Copy out the rows word for word, from the line containing "Give bounding boxes" through the line containing "bar xyxy=(167,195,171,219)", with both of those lines included.

*ROWS*.

───

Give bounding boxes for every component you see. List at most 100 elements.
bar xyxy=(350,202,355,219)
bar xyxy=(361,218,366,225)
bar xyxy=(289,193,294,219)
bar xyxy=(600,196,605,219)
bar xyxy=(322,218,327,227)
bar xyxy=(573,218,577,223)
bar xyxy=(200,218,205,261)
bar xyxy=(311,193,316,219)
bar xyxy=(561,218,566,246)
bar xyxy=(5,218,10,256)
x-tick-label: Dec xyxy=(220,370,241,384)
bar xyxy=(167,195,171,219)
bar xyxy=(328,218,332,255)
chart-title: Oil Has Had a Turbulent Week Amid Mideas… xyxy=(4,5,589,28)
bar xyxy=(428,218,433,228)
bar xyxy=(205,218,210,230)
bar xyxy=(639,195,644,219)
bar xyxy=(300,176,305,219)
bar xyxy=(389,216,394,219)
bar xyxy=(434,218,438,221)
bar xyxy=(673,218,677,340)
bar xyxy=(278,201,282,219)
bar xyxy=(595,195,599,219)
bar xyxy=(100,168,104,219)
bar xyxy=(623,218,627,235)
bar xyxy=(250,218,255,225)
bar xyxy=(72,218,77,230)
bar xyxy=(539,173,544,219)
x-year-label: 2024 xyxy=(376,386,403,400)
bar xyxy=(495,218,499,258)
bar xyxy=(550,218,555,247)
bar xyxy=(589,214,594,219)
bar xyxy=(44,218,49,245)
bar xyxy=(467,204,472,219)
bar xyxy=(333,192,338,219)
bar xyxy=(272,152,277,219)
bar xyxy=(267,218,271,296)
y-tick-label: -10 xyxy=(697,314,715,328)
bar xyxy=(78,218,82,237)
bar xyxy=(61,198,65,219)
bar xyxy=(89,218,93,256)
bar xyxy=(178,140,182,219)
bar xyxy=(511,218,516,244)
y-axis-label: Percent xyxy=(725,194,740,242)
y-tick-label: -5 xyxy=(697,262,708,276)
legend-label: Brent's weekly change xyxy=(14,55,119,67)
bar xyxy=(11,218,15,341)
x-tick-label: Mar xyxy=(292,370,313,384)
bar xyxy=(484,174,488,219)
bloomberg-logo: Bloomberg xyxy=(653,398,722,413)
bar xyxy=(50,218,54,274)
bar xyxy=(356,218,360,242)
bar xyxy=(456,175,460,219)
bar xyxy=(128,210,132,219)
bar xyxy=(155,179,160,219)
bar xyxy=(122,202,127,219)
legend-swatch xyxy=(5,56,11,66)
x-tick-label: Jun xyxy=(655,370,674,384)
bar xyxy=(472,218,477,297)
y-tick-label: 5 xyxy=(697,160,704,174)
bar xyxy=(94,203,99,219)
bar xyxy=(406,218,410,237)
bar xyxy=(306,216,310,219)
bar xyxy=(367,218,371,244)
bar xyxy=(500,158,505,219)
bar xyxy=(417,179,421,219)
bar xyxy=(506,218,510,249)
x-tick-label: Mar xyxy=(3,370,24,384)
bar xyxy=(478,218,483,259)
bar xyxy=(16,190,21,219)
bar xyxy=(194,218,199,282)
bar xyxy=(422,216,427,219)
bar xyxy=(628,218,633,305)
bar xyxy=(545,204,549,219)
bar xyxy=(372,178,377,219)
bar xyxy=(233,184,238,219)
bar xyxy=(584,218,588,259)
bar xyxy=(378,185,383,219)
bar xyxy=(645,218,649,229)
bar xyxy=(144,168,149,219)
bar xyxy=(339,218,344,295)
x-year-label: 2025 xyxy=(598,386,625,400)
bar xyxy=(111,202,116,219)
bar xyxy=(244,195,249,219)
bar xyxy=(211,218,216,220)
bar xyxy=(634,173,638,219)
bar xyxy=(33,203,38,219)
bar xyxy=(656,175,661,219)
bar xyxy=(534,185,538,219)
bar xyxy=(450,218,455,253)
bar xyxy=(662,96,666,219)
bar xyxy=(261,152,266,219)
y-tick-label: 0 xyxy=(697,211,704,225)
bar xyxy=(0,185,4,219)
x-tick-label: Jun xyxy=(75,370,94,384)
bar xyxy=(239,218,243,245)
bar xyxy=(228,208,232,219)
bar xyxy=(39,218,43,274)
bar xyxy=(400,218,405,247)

───

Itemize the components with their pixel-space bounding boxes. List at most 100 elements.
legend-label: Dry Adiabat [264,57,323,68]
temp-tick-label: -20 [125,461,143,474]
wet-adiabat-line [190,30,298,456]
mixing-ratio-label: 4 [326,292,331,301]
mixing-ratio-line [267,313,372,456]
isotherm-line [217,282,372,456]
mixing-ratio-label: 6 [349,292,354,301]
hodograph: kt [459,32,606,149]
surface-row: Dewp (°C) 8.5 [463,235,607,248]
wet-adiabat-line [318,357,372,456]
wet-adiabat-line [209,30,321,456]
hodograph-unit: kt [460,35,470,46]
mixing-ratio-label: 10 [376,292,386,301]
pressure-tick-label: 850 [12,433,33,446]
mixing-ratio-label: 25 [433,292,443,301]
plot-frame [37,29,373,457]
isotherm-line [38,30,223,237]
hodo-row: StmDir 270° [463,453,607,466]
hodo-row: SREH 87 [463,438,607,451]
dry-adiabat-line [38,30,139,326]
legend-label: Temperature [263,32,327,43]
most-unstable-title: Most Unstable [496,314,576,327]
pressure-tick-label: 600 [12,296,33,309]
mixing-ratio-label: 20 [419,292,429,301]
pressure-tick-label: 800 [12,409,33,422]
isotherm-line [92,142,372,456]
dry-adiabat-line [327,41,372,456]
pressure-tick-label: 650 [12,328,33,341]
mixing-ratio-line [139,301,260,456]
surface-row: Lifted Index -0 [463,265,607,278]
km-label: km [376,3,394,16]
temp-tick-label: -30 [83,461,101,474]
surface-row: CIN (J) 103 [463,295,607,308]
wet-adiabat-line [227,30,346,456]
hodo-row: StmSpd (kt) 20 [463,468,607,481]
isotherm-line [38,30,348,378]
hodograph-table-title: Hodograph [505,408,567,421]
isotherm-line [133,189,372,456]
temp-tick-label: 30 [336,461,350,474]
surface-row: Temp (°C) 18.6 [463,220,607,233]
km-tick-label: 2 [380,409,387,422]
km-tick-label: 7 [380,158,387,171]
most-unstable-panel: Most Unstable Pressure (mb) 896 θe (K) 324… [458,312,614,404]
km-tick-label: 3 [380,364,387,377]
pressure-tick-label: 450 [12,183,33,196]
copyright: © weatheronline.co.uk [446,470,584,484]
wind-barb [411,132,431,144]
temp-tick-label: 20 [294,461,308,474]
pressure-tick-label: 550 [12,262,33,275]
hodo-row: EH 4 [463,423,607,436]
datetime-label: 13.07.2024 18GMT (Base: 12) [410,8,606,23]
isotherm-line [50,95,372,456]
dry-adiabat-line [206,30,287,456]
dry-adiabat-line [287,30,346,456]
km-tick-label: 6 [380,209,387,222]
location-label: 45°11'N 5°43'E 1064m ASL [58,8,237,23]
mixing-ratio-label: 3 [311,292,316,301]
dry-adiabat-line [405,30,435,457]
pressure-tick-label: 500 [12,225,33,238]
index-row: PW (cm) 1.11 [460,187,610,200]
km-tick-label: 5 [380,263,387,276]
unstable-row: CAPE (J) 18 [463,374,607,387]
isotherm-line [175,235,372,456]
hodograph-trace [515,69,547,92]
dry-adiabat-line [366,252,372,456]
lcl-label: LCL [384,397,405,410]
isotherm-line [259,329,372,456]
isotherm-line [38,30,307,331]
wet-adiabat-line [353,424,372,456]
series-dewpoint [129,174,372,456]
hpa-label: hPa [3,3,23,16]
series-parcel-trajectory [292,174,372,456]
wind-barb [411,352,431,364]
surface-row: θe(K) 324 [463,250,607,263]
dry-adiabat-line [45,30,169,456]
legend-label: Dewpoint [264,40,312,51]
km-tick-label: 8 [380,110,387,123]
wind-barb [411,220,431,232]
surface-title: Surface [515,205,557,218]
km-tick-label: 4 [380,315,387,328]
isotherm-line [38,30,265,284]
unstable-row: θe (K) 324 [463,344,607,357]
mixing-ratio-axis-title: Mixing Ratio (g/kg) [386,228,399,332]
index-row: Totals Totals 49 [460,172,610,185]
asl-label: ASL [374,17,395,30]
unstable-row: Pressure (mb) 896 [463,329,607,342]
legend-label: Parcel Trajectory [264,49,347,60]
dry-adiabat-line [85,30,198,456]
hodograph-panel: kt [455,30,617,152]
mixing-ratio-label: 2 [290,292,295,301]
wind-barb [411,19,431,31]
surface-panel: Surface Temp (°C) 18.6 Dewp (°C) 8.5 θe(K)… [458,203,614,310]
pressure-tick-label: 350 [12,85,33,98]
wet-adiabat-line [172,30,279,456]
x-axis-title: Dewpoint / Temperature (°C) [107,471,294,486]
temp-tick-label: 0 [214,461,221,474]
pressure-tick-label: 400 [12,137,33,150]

───

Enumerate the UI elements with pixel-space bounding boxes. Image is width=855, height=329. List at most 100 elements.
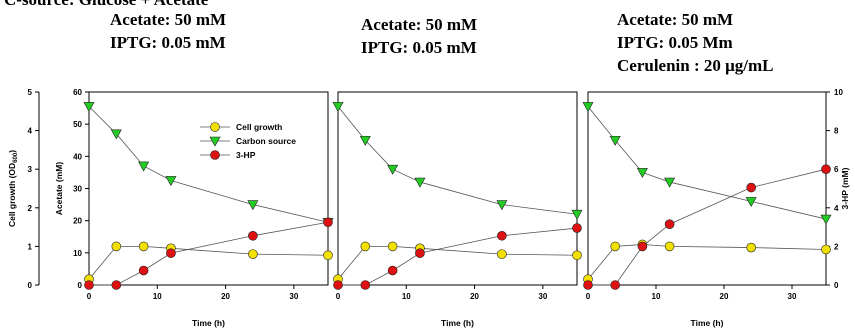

───

*ANSWER TO THIS EXERCISE*.
Give bounding boxes for every component you see. List at most 100 elements.
bar xyxy=(350,202,355,219)
bar xyxy=(361,218,366,225)
bar xyxy=(289,193,294,219)
bar xyxy=(600,196,605,219)
bar xyxy=(322,218,327,227)
bar xyxy=(573,218,577,223)
bar xyxy=(200,218,205,261)
bar xyxy=(311,193,316,219)
bar xyxy=(561,218,566,246)
bar xyxy=(5,218,10,256)
x-tick-label: Dec xyxy=(220,370,241,384)
bar xyxy=(167,195,171,219)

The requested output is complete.